● Directions
Locate and copy each line in the data that contains the word "image".

● Entries provided

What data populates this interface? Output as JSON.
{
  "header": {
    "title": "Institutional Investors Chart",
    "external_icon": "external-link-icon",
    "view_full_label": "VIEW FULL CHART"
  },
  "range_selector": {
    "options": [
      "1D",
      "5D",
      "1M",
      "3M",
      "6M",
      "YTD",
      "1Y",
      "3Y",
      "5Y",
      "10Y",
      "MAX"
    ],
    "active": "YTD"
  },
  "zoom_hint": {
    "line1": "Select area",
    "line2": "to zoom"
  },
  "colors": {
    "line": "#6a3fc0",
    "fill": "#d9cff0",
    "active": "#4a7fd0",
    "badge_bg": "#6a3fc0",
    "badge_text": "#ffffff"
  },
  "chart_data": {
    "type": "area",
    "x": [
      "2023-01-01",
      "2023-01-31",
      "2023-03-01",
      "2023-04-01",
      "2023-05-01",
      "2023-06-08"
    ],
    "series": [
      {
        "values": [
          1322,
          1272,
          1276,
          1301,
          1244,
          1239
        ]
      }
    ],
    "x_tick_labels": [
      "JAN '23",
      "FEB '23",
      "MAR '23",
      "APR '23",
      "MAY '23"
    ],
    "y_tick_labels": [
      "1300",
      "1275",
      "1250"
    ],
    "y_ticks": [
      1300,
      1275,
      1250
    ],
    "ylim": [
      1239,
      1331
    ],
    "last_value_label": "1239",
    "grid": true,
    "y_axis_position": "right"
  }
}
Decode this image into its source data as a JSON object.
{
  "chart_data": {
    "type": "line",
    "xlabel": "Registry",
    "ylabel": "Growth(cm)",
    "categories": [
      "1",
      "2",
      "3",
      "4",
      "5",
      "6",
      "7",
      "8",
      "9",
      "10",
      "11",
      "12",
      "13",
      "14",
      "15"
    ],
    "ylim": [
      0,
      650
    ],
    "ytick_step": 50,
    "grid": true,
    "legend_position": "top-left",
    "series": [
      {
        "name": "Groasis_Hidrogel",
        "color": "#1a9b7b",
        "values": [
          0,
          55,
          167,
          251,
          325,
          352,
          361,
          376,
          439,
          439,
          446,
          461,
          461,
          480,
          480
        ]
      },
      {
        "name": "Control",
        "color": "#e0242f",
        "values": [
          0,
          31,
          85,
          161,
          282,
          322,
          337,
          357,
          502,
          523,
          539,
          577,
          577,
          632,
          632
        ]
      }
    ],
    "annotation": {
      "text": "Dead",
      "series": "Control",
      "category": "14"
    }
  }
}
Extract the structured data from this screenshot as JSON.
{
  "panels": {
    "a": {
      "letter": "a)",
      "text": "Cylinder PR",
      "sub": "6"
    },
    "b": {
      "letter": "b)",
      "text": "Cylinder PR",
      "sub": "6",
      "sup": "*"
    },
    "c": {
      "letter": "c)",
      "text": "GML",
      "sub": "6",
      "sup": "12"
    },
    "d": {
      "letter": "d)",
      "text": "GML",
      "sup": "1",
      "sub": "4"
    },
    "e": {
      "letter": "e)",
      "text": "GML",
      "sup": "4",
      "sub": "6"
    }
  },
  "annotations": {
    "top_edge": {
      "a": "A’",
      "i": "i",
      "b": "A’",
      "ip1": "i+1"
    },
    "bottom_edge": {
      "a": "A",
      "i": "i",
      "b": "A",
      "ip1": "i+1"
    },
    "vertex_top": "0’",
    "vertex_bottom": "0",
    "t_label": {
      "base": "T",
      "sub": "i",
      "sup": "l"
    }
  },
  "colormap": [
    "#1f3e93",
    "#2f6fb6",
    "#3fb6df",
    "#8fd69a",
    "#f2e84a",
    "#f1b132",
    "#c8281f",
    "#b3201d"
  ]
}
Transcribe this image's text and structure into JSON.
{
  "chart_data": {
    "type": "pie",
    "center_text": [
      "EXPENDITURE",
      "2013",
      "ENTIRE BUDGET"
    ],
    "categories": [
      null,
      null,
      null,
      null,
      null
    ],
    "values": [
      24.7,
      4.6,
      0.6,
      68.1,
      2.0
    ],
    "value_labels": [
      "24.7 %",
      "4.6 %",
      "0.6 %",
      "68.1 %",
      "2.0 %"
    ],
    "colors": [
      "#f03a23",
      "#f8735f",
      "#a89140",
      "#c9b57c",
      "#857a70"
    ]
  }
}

● Complete response
Decode this image into its source data as a JSON object.
Transcribe this image's text and structure into JSON.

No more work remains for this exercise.